Material for this exercise
══════════════════════════════

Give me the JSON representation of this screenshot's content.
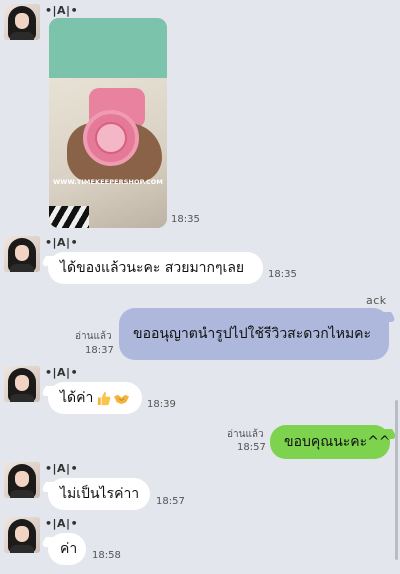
{
  "messages": [
    {
      "sender": "•|A|•",
      "type": "photo",
      "watermark": "WWW.TIMEKEEPERSHOP.COM",
      "time": "18:35"
    },
    {
      "sender": "•|A|•",
      "text": "ได้ของแล้วนะคะ สวยมากๆเลย",
      "time": "18:35"
    },
    {
      "sender": "ack",
      "text": "ขออนุญาตนำรูปไปใช้รีวิวสะดวกไหมคะ",
      "read": "อ่านแล้ว",
      "time": "18:37"
    },
    {
      "sender": "•|A|•",
      "text": "ได้ค่า",
      "time": "18:39"
    },
    {
      "text": "ขอบคุณนะคะ^^",
      "read": "อ่านแล้ว",
      "time": "18:57"
    },
    {
      "sender": "•|A|•",
      "text": "ไม่เป็นไรค่าา",
      "time": "18:57"
    },
    {
      "sender": "•|A|•",
      "text": "ค่า",
      "time": "18:58"
    }
  ],
  "colors": {
    "background": "#e3e6ec",
    "incoming_bubble": "#ffffff",
    "outgoing_review": "#aeb8dc",
    "outgoing_thanks": "#7dd34e"
  },
  "icons": [
    "thumbs-up-emoji",
    "handshake-emoji"
  ]
}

══════════════════════════════

What is required
In the records above, find each line with the word "text" and copy it.

The response
      "text": "ได้ของแล้วนะคะ สวยมากๆเลย",
      "text": "ขออนุญาตนำรูปไปใช้รีวิวสะดวกไหมคะ",
      "text": "ได้ค่า",
      "text": "ขอบคุณนะคะ^^",
      "text": "ไม่เป็นไรค่าา",
      "text": "ค่า",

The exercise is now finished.